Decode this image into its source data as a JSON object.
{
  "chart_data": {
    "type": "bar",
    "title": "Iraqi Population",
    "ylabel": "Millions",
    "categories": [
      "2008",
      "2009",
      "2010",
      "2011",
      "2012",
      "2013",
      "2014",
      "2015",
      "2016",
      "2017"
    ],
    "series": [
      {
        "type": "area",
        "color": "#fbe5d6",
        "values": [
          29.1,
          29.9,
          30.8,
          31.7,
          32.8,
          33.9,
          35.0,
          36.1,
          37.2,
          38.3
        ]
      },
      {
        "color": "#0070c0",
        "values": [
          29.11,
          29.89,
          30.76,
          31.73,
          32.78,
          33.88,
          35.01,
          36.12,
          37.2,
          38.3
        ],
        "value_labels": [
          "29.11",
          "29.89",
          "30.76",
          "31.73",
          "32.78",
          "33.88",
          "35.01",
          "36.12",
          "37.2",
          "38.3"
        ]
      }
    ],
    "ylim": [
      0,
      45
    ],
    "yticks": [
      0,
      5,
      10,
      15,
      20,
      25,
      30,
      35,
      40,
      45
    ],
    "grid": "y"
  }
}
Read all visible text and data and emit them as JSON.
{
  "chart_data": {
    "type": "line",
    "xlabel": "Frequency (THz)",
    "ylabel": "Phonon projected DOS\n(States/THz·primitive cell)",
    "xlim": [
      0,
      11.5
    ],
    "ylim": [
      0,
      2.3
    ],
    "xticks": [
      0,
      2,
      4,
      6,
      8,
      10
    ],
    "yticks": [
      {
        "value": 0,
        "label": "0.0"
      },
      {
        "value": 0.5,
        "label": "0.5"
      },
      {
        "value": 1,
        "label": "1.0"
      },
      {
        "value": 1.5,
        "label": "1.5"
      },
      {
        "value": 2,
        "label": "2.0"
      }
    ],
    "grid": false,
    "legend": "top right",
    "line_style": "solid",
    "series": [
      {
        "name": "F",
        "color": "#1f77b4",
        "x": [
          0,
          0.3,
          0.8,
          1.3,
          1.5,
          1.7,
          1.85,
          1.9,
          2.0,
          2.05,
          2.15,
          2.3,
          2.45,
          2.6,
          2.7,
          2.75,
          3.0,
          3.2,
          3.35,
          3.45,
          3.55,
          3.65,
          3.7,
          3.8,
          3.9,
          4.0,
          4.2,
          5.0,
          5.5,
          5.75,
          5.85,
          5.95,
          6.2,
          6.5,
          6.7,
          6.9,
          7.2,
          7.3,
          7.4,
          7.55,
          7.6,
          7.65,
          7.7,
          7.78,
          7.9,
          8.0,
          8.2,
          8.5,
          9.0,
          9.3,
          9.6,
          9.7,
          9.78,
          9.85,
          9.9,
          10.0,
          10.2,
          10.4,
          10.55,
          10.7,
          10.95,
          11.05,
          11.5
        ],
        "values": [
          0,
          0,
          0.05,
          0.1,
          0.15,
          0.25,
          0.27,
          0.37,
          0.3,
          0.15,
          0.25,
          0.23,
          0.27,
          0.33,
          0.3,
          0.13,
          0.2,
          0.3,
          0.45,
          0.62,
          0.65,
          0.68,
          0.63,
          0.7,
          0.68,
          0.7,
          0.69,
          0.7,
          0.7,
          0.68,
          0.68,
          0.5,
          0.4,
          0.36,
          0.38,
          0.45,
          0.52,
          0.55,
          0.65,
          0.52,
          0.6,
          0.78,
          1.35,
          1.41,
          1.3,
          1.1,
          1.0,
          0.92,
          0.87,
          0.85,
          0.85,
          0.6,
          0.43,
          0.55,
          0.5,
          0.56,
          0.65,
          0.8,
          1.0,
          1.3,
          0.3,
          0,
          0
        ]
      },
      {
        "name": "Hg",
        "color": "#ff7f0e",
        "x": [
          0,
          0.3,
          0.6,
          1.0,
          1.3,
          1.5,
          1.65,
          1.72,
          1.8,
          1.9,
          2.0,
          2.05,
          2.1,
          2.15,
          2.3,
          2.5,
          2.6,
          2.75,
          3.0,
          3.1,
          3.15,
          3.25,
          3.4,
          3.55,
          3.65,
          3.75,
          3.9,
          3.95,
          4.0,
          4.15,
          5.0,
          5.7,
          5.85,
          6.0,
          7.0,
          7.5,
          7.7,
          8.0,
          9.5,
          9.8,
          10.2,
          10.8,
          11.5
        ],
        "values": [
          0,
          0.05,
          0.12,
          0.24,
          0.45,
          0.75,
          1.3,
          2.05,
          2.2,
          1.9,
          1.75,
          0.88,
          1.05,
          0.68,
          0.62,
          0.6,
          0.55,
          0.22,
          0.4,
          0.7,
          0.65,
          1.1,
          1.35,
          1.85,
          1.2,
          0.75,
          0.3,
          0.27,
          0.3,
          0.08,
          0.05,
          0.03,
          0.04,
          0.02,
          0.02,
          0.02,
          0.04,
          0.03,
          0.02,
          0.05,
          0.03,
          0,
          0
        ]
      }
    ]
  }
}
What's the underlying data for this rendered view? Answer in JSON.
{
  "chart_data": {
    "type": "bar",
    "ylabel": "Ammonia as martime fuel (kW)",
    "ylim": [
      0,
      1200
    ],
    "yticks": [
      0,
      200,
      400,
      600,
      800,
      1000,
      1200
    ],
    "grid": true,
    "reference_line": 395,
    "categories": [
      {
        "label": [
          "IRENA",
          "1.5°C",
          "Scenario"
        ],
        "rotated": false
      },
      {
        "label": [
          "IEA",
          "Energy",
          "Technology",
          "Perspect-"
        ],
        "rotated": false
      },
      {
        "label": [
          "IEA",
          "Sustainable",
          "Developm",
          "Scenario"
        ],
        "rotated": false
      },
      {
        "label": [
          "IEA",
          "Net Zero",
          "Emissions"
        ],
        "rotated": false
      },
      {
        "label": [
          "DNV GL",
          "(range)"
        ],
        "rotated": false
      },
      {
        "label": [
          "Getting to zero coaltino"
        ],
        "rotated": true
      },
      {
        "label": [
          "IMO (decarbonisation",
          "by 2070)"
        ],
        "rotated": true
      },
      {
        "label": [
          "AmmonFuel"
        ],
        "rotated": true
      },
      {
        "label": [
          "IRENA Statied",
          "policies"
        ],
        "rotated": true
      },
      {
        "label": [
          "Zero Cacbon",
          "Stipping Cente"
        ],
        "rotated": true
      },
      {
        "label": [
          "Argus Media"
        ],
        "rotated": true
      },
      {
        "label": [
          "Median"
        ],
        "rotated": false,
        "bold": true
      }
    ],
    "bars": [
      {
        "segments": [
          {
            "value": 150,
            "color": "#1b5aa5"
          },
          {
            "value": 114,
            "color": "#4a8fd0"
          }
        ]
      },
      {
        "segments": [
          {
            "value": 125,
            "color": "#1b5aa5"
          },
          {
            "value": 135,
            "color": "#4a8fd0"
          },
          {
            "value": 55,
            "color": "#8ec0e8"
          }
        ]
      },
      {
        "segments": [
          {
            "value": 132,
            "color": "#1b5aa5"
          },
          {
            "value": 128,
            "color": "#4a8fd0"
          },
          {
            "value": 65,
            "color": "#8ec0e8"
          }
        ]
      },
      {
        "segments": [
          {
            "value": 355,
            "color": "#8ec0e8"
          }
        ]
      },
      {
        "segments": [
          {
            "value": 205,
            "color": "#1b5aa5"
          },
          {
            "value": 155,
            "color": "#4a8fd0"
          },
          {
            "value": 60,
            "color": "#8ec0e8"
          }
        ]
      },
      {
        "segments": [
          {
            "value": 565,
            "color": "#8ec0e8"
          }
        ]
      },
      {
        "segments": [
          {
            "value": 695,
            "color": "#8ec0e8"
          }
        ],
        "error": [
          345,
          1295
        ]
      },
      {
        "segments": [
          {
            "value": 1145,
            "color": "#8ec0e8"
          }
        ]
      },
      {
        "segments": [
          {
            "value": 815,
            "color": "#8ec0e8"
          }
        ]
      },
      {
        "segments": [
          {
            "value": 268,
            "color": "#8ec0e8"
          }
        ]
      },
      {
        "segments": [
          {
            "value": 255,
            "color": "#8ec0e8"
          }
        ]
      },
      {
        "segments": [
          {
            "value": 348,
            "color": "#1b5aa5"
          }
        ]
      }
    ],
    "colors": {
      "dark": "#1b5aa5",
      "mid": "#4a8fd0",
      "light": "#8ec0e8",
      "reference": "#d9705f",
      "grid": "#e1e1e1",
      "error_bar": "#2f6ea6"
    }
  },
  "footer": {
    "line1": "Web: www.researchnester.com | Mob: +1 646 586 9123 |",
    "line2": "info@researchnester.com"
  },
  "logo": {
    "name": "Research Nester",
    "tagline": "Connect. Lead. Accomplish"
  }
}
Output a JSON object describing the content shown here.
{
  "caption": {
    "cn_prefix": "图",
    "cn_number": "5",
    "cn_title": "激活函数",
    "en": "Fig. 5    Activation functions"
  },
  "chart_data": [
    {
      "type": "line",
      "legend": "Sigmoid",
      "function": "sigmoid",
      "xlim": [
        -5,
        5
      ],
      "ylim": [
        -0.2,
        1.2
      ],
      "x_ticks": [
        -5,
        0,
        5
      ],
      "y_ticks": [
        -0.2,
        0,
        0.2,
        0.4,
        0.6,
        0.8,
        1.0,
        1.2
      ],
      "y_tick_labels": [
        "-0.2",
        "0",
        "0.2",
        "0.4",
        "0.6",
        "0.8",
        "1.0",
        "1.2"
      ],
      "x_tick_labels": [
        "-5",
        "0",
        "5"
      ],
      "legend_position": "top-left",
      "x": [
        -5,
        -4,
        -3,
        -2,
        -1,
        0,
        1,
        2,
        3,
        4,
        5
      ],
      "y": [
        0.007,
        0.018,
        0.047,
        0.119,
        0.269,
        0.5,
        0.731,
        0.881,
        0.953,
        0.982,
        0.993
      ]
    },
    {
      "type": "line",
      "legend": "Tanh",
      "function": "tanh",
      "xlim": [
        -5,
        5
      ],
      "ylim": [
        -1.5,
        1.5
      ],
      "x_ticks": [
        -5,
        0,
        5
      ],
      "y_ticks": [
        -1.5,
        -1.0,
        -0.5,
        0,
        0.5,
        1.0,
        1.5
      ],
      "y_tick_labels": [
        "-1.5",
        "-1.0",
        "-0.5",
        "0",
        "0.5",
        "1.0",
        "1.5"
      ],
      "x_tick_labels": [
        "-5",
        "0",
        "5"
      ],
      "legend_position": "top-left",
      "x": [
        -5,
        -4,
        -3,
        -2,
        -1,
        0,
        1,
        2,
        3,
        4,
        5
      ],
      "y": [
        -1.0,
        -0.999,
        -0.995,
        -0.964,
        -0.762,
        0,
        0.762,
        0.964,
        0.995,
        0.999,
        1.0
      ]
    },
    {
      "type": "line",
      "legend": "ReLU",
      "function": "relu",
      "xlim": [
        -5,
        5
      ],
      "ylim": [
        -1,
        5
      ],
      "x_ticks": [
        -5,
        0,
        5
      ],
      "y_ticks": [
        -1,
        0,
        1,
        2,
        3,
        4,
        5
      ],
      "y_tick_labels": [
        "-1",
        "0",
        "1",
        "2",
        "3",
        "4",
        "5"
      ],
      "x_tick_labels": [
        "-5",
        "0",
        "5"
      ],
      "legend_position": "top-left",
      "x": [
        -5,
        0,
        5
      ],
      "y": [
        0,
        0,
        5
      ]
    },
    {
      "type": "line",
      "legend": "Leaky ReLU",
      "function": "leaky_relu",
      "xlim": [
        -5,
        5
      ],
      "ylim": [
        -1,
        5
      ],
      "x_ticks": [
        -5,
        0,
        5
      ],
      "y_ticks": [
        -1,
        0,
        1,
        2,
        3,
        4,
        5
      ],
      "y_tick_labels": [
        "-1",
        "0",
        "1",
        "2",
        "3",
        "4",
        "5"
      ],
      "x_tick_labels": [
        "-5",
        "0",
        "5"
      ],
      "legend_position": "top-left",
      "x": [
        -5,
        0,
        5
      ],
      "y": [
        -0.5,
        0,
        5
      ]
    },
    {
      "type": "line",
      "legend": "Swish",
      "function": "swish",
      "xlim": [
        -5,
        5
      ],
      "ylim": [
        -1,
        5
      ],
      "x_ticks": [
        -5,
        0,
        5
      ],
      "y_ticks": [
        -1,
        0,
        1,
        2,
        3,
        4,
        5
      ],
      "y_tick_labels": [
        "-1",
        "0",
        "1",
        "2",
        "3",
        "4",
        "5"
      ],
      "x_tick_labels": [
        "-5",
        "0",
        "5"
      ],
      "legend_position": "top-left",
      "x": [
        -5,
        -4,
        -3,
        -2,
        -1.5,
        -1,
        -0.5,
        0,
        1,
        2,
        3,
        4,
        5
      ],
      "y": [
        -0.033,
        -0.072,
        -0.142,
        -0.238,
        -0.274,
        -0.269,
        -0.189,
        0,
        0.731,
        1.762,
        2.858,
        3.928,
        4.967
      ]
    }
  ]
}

=====

Your task is to collect every line above that contains the word "researchnester".

    "line1": "Web: www.researchnester.com | Mob: +1 646 586 9123 |",
    "line2": "info@researchnester.com"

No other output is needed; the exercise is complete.